EXERCISE TASK → Give the number of lines in the data that contain "Lele", and nothing more.

ENTRIES PROVIDED →
┄┄┄┄┄┄

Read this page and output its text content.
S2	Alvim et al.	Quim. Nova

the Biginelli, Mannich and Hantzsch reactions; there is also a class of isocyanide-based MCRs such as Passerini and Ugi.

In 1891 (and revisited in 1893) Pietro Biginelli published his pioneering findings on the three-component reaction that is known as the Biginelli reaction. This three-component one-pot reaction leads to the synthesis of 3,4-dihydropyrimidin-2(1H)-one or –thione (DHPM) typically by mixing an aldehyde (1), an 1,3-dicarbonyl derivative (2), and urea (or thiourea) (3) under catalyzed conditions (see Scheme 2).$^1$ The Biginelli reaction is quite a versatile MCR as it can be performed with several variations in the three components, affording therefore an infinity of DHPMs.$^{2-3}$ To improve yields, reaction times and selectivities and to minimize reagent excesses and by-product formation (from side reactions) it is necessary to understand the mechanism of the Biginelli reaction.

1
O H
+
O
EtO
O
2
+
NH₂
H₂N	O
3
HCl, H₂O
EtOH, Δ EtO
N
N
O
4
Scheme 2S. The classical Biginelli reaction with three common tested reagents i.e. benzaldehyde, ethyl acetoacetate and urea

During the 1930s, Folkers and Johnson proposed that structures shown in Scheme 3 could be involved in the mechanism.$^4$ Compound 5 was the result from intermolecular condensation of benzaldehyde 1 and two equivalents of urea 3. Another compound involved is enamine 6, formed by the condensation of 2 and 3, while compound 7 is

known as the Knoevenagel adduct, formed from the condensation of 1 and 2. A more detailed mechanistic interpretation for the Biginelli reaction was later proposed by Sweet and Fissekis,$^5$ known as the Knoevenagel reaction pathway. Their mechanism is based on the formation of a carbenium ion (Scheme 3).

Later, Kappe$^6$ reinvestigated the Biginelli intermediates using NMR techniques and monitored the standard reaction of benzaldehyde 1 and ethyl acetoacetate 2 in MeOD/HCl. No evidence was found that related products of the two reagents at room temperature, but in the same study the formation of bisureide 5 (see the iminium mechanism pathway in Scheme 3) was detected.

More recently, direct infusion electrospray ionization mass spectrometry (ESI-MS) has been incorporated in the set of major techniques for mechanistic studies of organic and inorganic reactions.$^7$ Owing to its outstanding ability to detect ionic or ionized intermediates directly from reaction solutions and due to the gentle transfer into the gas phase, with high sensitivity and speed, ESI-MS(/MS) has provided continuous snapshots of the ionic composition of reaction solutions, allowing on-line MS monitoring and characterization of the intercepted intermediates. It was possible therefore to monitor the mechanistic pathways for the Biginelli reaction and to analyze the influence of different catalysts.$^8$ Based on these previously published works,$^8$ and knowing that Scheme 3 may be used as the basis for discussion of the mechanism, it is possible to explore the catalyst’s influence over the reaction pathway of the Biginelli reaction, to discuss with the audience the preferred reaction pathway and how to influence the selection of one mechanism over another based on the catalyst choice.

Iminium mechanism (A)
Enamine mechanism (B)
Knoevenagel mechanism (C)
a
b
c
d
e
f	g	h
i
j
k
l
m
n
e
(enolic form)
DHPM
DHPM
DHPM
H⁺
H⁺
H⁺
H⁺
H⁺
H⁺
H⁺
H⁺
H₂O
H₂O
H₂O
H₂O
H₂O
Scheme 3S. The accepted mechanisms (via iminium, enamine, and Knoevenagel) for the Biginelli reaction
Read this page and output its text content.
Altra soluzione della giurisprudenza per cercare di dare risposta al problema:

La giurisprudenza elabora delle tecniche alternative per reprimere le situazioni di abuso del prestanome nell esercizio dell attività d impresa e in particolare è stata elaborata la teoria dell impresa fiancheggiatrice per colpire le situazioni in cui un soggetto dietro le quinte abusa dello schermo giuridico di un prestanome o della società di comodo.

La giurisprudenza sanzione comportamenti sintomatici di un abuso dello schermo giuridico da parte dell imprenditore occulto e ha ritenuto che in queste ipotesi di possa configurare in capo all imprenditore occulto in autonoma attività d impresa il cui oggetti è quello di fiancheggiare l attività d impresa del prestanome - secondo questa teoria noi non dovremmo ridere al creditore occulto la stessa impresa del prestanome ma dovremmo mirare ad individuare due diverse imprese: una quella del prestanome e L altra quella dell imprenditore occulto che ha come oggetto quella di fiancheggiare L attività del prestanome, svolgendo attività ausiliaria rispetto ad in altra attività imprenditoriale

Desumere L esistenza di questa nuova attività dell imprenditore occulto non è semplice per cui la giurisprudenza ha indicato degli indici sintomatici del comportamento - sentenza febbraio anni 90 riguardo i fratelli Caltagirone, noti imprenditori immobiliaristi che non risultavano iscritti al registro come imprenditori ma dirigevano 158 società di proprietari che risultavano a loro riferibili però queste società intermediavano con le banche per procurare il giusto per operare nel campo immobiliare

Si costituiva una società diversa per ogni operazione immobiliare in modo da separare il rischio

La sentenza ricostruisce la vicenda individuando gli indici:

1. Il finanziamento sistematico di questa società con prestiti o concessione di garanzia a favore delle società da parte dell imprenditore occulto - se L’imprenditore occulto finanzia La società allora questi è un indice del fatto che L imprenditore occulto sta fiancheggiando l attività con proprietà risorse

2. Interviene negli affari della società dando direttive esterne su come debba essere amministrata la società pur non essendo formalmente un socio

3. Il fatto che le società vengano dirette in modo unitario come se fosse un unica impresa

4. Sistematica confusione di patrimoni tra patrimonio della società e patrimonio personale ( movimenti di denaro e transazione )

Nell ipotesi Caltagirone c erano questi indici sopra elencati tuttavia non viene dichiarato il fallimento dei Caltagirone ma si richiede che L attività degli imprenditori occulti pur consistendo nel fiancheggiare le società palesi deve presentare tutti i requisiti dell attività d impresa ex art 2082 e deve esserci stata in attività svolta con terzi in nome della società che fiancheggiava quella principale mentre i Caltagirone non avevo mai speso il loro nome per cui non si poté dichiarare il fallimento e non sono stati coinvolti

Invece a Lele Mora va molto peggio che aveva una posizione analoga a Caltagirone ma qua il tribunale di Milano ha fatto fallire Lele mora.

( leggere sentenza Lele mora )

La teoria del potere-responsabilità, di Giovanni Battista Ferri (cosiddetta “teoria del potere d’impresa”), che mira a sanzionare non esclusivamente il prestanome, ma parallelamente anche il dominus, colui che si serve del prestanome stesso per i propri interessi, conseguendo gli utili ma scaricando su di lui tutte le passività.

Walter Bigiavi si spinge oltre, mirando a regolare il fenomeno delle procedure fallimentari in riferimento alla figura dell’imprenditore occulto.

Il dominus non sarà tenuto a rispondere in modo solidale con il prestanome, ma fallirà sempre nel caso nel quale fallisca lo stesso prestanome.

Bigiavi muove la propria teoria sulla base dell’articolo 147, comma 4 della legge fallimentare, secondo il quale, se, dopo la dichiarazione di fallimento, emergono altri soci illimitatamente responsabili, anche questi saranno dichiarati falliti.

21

┄┄┄┄┄┄

SOLUTION TO THIS EXERCISE → 2